## Testo di partenza

Se nell’area di incubazione la protezione dall’ambiente esterno è il guscio delle uova stesse, e non sono quindi necessarie grandi precauzioni contro le contaminazioni, al di là della strada le cose sono molto più complicate: i gusci saranno forati per iniettare il virus all’interno, e di conseguenza l’ambiente deve essere molto più pulito e isolato. Le uova, sugli inseparabili vassoi che per 11 giorni le hanno tenute in posizione, passano all’interno di un macchinario che fora i gusci e inietta il virus dell’influenza nella cavità allantoidea, in cui è contenuto il liquido allantoideo, che tra le altre cose fornisce parte del nutrimento all’embrione. Le uova infettate tornano al caldo, in una stanza a 37 gradi dove restano per tre giorni: la temperatura fa riprendere lo sviluppo dell’embrione e crea l’ambiente ideale per i virus dell’influenza, che iniziano a moltiplicarsi freneticamente nell’uovo.
Nella divisione 86 del Père Lachaise, il famoso cimitero monumentale di Parigi, c’è una lapide a forma di menhir progettata da Pablo Picasso per l’amico Guillaume Apollinaire, poeta. Sulla pietra è stato scolpito l’epitaffio “Il mio cuore simile a una fiamma rovesciata”, uno dei calligrammi composti da Apollinaire, morto il 9 novembre del 1918 (ma forse qualche giorno prima) a causa dell’influenza spagnola, la più grave pandemia nella storia dell’umanità. Non si sa di preciso quante furono le persone come Apollinaire a morire di spagnola tra il 1918 e il 1920, le stime più ottimistiche parlano di 20 milioni di persone, quelle più gravi di almeno 100 milioni.

## Record forniti
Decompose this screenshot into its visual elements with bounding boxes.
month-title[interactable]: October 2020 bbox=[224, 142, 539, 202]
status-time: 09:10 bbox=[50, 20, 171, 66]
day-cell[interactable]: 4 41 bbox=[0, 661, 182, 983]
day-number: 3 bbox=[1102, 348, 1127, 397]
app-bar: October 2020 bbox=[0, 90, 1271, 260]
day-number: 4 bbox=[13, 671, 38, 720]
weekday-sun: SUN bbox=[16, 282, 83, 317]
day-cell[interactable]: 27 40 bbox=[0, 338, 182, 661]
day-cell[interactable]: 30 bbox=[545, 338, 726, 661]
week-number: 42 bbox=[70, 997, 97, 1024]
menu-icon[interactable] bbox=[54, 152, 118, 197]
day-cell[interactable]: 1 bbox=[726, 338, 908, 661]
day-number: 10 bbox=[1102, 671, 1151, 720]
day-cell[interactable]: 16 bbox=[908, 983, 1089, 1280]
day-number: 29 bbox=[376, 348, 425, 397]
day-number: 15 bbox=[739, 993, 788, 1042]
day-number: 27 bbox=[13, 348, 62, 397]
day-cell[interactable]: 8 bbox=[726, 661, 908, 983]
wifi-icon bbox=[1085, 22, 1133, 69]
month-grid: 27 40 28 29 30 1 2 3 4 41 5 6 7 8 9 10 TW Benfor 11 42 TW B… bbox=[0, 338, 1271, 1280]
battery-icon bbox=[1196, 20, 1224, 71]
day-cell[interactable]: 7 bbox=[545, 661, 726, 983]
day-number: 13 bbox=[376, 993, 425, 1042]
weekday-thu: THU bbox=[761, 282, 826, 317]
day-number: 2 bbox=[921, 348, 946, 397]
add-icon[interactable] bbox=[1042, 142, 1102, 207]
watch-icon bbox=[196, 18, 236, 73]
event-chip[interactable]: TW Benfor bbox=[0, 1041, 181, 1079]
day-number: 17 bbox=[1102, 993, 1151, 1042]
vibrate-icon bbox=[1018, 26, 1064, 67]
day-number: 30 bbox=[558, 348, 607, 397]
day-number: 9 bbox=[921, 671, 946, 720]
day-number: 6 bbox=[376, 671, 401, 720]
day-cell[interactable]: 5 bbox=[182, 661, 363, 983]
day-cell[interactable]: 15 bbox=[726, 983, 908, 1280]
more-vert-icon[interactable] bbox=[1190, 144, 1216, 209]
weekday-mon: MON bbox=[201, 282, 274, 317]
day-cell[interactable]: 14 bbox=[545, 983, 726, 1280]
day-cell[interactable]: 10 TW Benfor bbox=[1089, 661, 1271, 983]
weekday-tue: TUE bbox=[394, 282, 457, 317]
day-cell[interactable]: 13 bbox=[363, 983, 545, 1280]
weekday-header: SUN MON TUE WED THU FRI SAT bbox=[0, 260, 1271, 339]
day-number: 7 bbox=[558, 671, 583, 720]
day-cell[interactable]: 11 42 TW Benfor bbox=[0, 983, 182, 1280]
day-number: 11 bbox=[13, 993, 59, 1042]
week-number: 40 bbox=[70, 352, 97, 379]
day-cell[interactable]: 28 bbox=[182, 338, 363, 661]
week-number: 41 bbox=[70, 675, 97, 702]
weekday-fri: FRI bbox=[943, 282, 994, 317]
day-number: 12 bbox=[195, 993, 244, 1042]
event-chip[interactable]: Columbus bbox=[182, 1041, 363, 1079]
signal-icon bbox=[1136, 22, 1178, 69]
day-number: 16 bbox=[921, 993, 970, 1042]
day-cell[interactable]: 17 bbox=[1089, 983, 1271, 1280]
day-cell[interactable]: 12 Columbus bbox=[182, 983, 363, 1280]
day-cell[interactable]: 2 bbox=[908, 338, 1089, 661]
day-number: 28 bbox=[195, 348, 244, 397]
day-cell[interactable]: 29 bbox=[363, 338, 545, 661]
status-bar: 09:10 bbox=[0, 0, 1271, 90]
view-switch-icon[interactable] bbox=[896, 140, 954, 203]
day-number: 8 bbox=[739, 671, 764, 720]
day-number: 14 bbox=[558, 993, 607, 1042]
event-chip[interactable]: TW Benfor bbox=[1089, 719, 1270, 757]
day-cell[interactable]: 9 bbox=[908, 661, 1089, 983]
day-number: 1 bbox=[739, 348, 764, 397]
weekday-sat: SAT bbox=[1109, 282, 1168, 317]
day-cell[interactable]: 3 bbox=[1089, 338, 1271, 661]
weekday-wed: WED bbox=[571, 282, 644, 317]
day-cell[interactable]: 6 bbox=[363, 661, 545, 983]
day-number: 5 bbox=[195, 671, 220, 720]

## Compito da svolgere
Riscrivi il testo sull'influenza partendo da "Nella divisione 86" e finendo con "almeno 100 milioni.", ma sostituisci "menhir" con "obelisco".

## Soluzione scritta
Nella divisione 86 del Père Lachaise, il famoso cimitero monumentale di Parigi, c’è una lapide a forma di obelisco progettata da Pablo Picasso per l’amico Guillaume Apollinaire, poeta. Sulla pietra è stato scolpito l’epitaffio “Il mio cuore simile a una fiamma rovesciata”, uno dei calligrammi composti da Apollinaire, morto il 9 novembre del 1918 (ma forse qualche giorno prima) a causa dell’influenza spagnola, la più grave pandemia nella storia dell’umanità. Non si sa di preciso quante furono le persone come Apollinaire a morire di spagnola tra il 1918 e il 1920, le stime più ottimistiche parlano di 20 milioni di persone, quelle più gravi di almeno 100 milioni.